- [PROBLEM TO WORK ON]: Extract each line of the records below that contains the string "joint".

Coordinate annotation records

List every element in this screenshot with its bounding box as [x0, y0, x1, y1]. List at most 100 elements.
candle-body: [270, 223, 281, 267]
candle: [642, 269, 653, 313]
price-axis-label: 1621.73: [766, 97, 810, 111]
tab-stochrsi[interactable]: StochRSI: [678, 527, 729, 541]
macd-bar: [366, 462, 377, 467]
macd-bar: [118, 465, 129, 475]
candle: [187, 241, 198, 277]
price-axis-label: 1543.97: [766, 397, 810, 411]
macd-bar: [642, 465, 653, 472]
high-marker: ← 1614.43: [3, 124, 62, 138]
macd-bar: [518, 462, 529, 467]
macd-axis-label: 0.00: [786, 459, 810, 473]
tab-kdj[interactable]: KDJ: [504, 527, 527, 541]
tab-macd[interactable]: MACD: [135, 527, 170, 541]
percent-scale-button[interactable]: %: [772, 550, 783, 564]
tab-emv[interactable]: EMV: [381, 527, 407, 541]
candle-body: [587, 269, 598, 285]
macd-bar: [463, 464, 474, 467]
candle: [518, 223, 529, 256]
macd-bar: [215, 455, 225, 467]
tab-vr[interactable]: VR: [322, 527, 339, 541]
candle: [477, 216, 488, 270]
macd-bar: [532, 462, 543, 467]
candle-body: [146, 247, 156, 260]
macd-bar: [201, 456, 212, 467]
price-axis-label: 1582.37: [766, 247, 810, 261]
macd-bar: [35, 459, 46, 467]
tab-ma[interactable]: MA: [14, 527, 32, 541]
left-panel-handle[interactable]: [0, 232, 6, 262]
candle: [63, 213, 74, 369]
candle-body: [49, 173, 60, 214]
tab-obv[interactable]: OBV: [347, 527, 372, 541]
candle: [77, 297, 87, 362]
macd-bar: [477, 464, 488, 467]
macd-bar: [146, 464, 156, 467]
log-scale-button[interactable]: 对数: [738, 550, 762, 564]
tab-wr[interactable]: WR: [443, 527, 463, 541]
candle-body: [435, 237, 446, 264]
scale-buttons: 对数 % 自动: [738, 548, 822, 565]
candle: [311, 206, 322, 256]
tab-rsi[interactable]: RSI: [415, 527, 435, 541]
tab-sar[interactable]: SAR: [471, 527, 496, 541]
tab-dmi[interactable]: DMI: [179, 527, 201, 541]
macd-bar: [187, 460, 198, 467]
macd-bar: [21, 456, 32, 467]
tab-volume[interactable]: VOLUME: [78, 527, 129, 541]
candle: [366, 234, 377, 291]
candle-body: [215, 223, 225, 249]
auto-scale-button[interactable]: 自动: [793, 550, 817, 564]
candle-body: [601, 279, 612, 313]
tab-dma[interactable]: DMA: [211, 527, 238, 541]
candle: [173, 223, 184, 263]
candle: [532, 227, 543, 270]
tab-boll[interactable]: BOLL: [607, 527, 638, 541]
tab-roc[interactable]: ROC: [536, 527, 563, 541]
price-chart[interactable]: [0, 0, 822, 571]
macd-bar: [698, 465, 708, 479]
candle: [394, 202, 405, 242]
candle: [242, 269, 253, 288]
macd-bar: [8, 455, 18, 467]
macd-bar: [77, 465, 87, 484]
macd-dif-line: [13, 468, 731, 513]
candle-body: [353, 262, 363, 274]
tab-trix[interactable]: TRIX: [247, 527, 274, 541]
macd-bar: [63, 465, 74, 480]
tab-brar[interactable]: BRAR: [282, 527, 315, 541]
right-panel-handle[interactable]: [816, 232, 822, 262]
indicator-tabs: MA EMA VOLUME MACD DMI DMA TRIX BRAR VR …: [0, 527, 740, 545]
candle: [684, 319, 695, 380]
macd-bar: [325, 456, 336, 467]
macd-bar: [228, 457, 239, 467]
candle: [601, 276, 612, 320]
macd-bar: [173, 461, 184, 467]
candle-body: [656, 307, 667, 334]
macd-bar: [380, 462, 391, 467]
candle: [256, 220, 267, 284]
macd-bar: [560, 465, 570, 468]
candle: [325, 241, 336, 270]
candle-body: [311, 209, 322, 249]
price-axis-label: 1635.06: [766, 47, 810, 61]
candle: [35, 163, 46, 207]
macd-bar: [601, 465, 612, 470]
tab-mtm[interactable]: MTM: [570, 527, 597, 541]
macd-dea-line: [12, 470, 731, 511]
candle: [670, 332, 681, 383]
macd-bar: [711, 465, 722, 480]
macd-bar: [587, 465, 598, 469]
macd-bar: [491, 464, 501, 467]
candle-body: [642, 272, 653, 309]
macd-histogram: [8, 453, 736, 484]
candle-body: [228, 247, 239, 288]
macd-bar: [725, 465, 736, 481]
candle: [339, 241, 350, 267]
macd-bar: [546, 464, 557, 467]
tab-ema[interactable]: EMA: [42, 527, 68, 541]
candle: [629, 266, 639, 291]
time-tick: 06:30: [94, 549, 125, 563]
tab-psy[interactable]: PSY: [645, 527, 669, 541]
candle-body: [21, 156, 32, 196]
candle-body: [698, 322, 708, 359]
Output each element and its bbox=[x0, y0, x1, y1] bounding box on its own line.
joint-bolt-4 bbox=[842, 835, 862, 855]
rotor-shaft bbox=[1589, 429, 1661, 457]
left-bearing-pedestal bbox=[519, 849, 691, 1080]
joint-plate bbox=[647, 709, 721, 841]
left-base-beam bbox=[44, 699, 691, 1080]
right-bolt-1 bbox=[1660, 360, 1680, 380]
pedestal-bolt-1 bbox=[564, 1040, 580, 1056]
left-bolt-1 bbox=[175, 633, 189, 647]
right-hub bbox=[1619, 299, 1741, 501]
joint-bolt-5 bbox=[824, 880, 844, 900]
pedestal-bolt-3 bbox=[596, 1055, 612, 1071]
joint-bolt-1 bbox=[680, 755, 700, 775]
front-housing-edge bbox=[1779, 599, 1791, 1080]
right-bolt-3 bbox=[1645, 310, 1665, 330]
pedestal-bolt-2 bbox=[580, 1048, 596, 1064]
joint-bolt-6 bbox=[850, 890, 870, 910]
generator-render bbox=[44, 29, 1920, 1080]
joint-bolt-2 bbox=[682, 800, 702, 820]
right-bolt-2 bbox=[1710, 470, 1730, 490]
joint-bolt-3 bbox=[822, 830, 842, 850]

- [TASK RESPONSE]:
joint-bolt-4 bbox=[842, 835, 862, 855]
joint-plate bbox=[647, 709, 721, 841]
joint-bolt-5 bbox=[824, 880, 844, 900]
joint-bolt-1 bbox=[680, 755, 700, 775]
joint-bolt-6 bbox=[850, 890, 870, 910]
joint-bolt-2 bbox=[682, 800, 702, 820]
joint-bolt-3 bbox=[822, 830, 842, 850]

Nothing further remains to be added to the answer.